YOUR TASK
Extract the whole listing as it stands. Do not include the pictures.

═══ PROVIDED MATERIAL ═══

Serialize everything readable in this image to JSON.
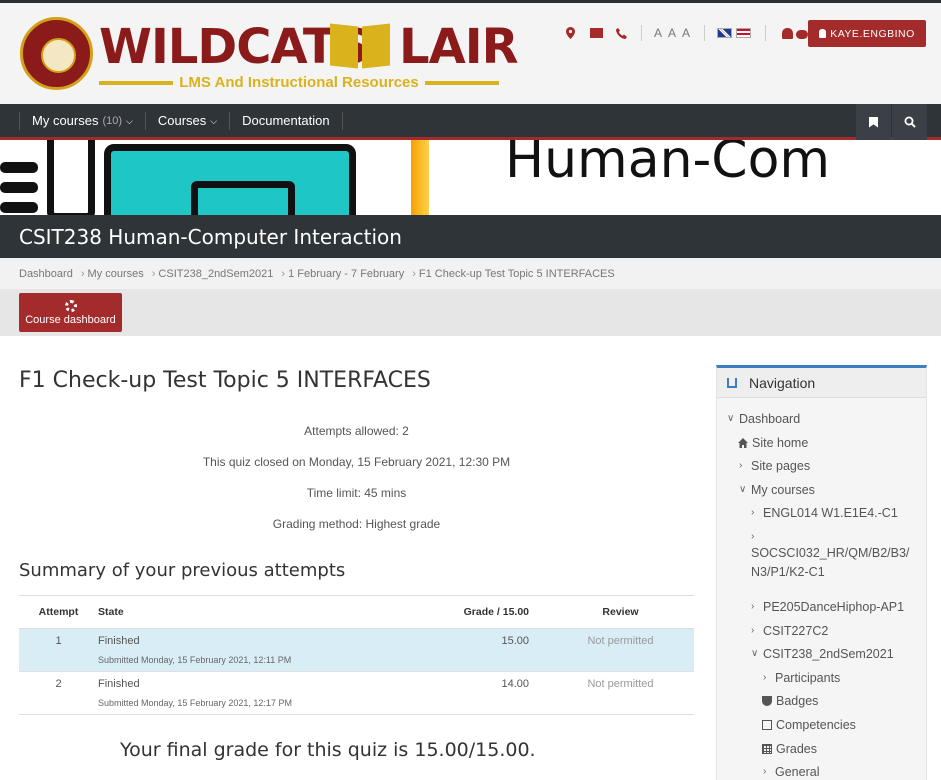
{
  "header": {
    "logo_title": "WILDCATS",
    "logo_title2": "LAIR",
    "logo_subtitle": "LMS And Instructional Resources",
    "font_sizes_label": "A A A",
    "user_button": "KAYE.ENGBINO"
  },
  "nav": {
    "my_courses": "My courses",
    "my_courses_count": "(10)",
    "courses": "Courses",
    "documentation": "Documentation"
  },
  "banner": {
    "text": "Human-Com"
  },
  "course_title": "CSIT238 Human-Computer Interaction",
  "breadcrumb": [
    "Dashboard",
    "My courses",
    "CSIT238_2ndSem2021",
    "1 February - 7 February",
    "F1 Check-up Test Topic 5 INTERFACES"
  ],
  "course_dashboard_label": "Course dashboard",
  "quiz": {
    "title": "F1 Check-up Test Topic 5 INTERFACES",
    "attempts_allowed": "Attempts allowed: 2",
    "closed": "This quiz closed on Monday, 15 February 2021, 12:30 PM",
    "time_limit": "Time limit: 45 mins",
    "grading": "Grading method: Highest grade",
    "summary_title": "Summary of your previous attempts",
    "columns": [
      "Attempt",
      "State",
      "Grade / 15.00",
      "Review"
    ],
    "attempts": [
      {
        "num": "1",
        "state": "Finished",
        "submitted": "Submitted Monday, 15 February 2021, 12:11 PM",
        "grade": "15.00",
        "review": "Not permitted"
      },
      {
        "num": "2",
        "state": "Finished",
        "submitted": "Submitted Monday, 15 February 2021, 12:17 PM",
        "grade": "14.00",
        "review": "Not permitted"
      }
    ],
    "final_grade": "Your final grade for this quiz is 15.00/15.00."
  },
  "sidebar": {
    "title": "Navigation",
    "items": [
      {
        "label": "Dashboard"
      },
      {
        "label": "Site home"
      },
      {
        "label": "Site pages"
      },
      {
        "label": "My courses"
      },
      {
        "label": "ENGL014 W1.E1E4.-C1"
      },
      {
        "label": "SOCSCI032_HR/QM/B2/B3/N3/P1/K2-C1"
      },
      {
        "label": "PE205DanceHiphop-AP1"
      },
      {
        "label": "CSIT227C2"
      },
      {
        "label": "CSIT238_2ndSem2021"
      },
      {
        "label": "Participants"
      },
      {
        "label": "Badges"
      },
      {
        "label": "Competencies"
      },
      {
        "label": "Grades"
      },
      {
        "label": "General"
      }
    ]
  },
  "colors": {
    "brand_red": "#a32b2b",
    "dark_bar": "#2f3439",
    "logo_gold": "#d9b21c",
    "highlight_row": "#d9edf7",
    "accent_blue": "#3a7fc1"
  }
}
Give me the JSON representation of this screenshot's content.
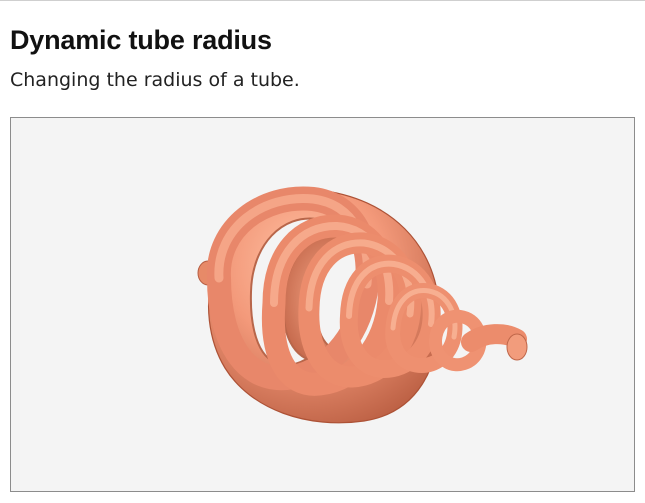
{
  "page": {
    "title": "Dynamic tube radius",
    "subtitle": "Changing the radius of a tube."
  },
  "scene": {
    "background_color": "#f4f4f4",
    "tube_color": "#ee8f6c",
    "border_color": "#8c8c8c"
  }
}
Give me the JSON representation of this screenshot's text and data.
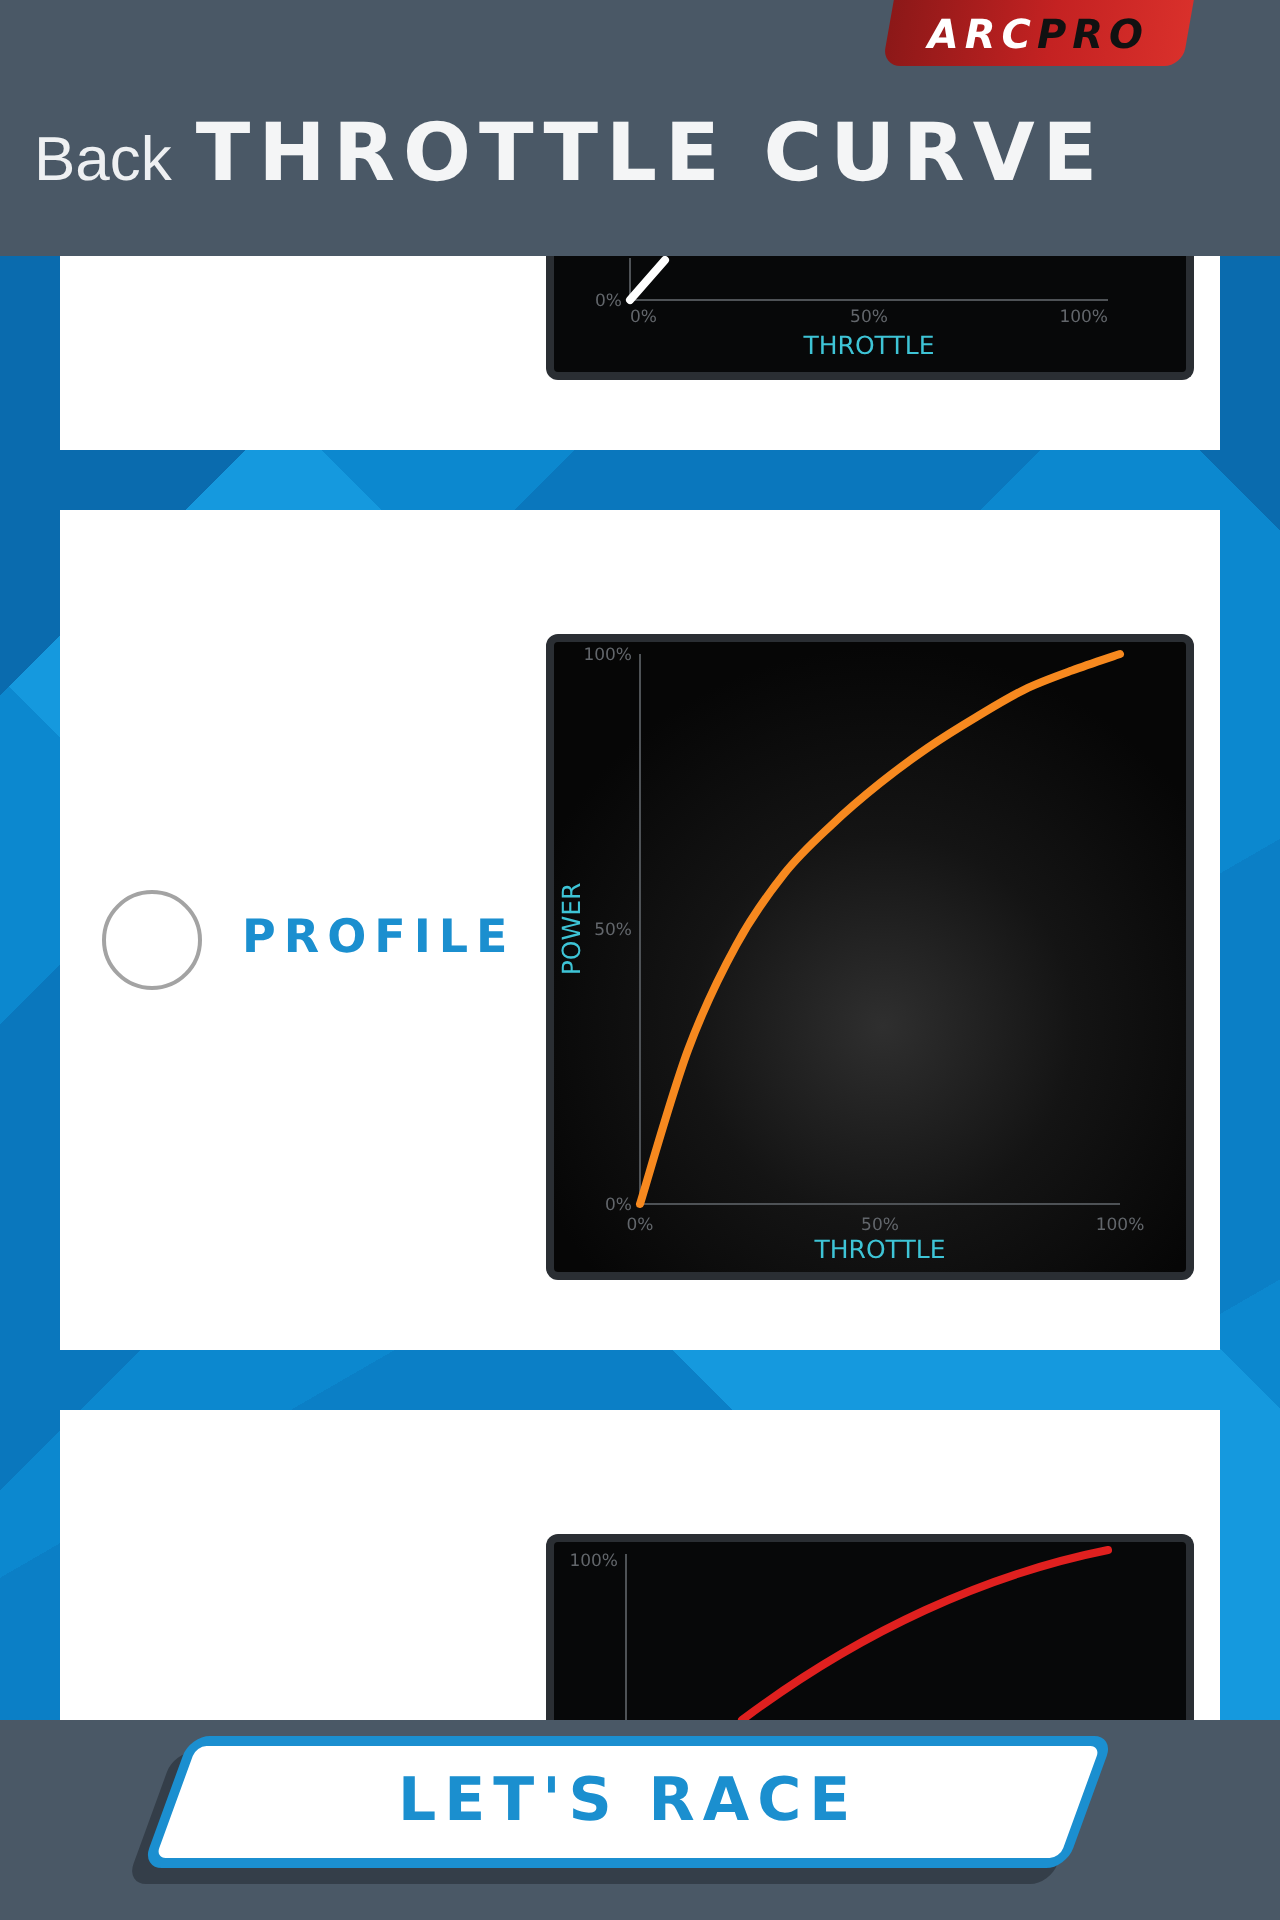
{
  "header": {
    "logo": {
      "text_1": "ARC",
      "text_2": "PRO"
    },
    "back": "Back",
    "title": "THROTTLE CURVE"
  },
  "profiles": [
    {
      "kind": "lower_part",
      "color": "#ffffff",
      "chart": {
        "y_ticks": [
          "0%"
        ],
        "x_ticks": [
          "0%",
          "50%",
          "100%"
        ],
        "x_title": "THROTTLE"
      }
    },
    {
      "kind": "whole",
      "selected": false,
      "label": "PROFILE",
      "chart_data": {
        "type": "line",
        "xlabel": "THROTTLE",
        "ylabel": "POWER",
        "x": [
          0,
          10,
          20,
          30,
          40,
          50,
          60,
          70,
          80,
          90,
          100
        ],
        "series": [
          {
            "color": "#f7891f",
            "values": [
              0,
              28,
              47,
              60,
              69,
              76.5,
              83,
              88.5,
              93.5,
              97,
              100
            ]
          }
        ],
        "xlim": [
          0,
          100
        ],
        "ylim": [
          0,
          100
        ],
        "xticks": [
          {
            "value": 0,
            "label": "0%"
          },
          {
            "value": 50,
            "label": "50%"
          },
          {
            "value": 100,
            "label": "100%"
          }
        ],
        "yticks": [
          {
            "value": 0,
            "label": "0%"
          },
          {
            "value": 50,
            "label": "50%"
          },
          {
            "value": 100,
            "label": "100%"
          }
        ]
      }
    },
    {
      "kind": "upper_part",
      "color": "#e0201f",
      "chart": {
        "y_ticks": [
          "100%"
        ]
      }
    }
  ],
  "footer": {
    "button": "LET'S RACE"
  }
}
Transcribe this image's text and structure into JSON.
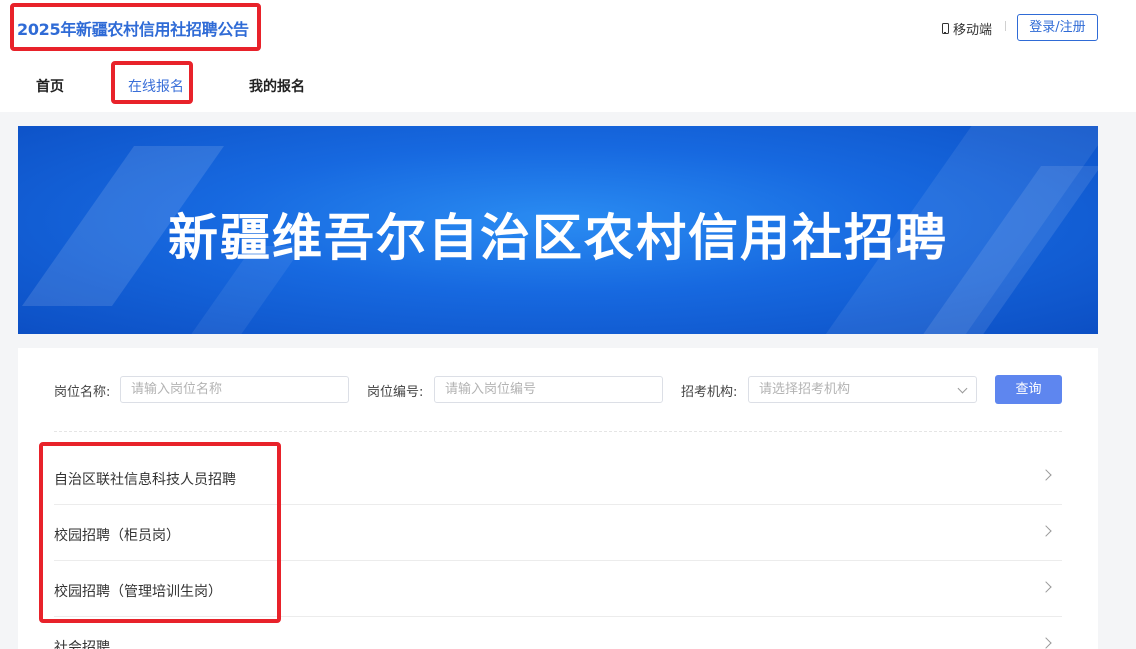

═══

OUTPUT OF THE TASK
Serialize everything readable in this image to JSON.
{
  "header": {
    "logo_title": "WILDCATS",
    "logo_title2": "LAIR",
    "logo_subtitle": "LMS And Instructional Resources",
    "font_sizes_label": "A A A",
    "user_button": "KAYE.ENGBINO"
  },
  "nav": {
    "my_courses": "My courses",
    "my_courses_count": "(10)",
    "courses": "Courses",
    "documentation": "Documentation"
  },
  "banner": {
    "text": "Human-Com"
  },
  "course_title": "CSIT238 Human-Computer Interaction",
  "breadcrumb": [
    "Dashboard",
    "My courses",
    "CSIT238_2ndSem2021",
    "1 February - 7 February",
    "F1 Check-up Test Topic 5 INTERFACES"
  ],
  "course_dashboard_label": "Course dashboard",
  "quiz": {
    "title": "F1 Check-up Test Topic 5 INTERFACES",
    "attempts_allowed": "Attempts allowed: 2",
    "closed": "This quiz closed on Monday, 15 February 2021, 12:30 PM",
    "time_limit": "Time limit: 45 mins",
    "grading": "Grading method: Highest grade",
    "summary_title": "Summary of your previous attempts",
    "columns": [
      "Attempt",
      "State",
      "Grade / 15.00",
      "Review"
    ],
    "attempts": [
      {
        "num": "1",
        "state": "Finished",
        "submitted": "Submitted Monday, 15 February 2021, 12:11 PM",
        "grade": "15.00",
        "review": "Not permitted"
      },
      {
        "num": "2",
        "state": "Finished",
        "submitted": "Submitted Monday, 15 February 2021, 12:17 PM",
        "grade": "14.00",
        "review": "Not permitted"
      }
    ],
    "final_grade": "Your final grade for this quiz is 15.00/15.00."
  },
  "sidebar": {
    "title": "Navigation",
    "items": [
      {
        "label": "Dashboard"
      },
      {
        "label": "Site home"
      },
      {
        "label": "Site pages"
      },
      {
        "label": "My courses"
      },
      {
        "label": "ENGL014 W1.E1E4.-C1"
      },
      {
        "label": "SOCSCI032_HR/QM/B2/B3/N3/P1/K2-C1"
      },
      {
        "label": "PE205DanceHiphop-AP1"
      },
      {
        "label": "CSIT227C2"
      },
      {
        "label": "CSIT238_2ndSem2021"
      },
      {
        "label": "Participants"
      },
      {
        "label": "Badges"
      },
      {
        "label": "Competencies"
      },
      {
        "label": "Grades"
      },
      {
        "label": "General"
      }
    ]
  },
  "colors": {
    "brand_red": "#a32b2b",
    "dark_bar": "#2f3439",
    "logo_gold": "#d9b21c",
    "highlight_row": "#d9edf7",
    "accent_blue": "#3a7fc1"
  }
}
Give me the JSON representation of this screenshot's content.
{
  "page": {
    "title": "Dynamic tube radius",
    "subtitle": "Changing the radius of a tube."
  },
  "scene": {
    "background_color": "#f4f4f4",
    "tube_color": "#ee8f6c",
    "border_color": "#8c8c8c"
  }
}
Give me the JSON representation of this screenshot's text and data.
{
  "header": {
    "logo": {
      "text_1": "ARC",
      "text_2": "PRO"
    },
    "back": "Back",
    "title": "THROTTLE CURVE"
  },
  "profiles": [
    {
      "kind": "lower_part",
      "color": "#ffffff",
      "chart": {
        "y_ticks": [
          "0%"
        ],
        "x_ticks": [
          "0%",
          "50%",
          "100%"
        ],
        "x_title": "THROTTLE"
      }
    },
    {
      "kind": "whole",
      "selected": false,
      "label": "PROFILE",
      "chart_data": {
        "type": "line",
        "xlabel": "THROTTLE",
        "ylabel": "POWER",
        "x": [
          0,
          10,
          20,
          30,
          40,
          50,
          60,
          70,
          80,
          90,
          100
        ],
        "series": [
          {
            "color": "#f7891f",
            "values": [
              0,
              28,
              47,
              60,
              69,
              76.5,
              83,
              88.5,
              93.5,
              97,
              100
            ]
          }
        ],
        "xlim": [
          0,
          100
        ],
        "ylim": [
          0,
          100
        ],
        "xticks": [
          {
            "value": 0,
            "label": "0%"
          },
          {
            "value": 50,
            "label": "50%"
          },
          {
            "value": 100,
            "label": "100%"
          }
        ],
        "yticks": [
          {
            "value": 0,
            "label": "0%"
          },
          {
            "value": 50,
            "label": "50%"
          },
          {
            "value": 100,
            "label": "100%"
          }
        ]
      }
    },
    {
      "kind": "upper_part",
      "color": "#e0201f",
      "chart": {
        "y_ticks": [
          "100%"
        ]
      }
    }
  ],
  "footer": {
    "button": "LET'S RACE"
  }
}
Transcribe this image's text and structure into JSON.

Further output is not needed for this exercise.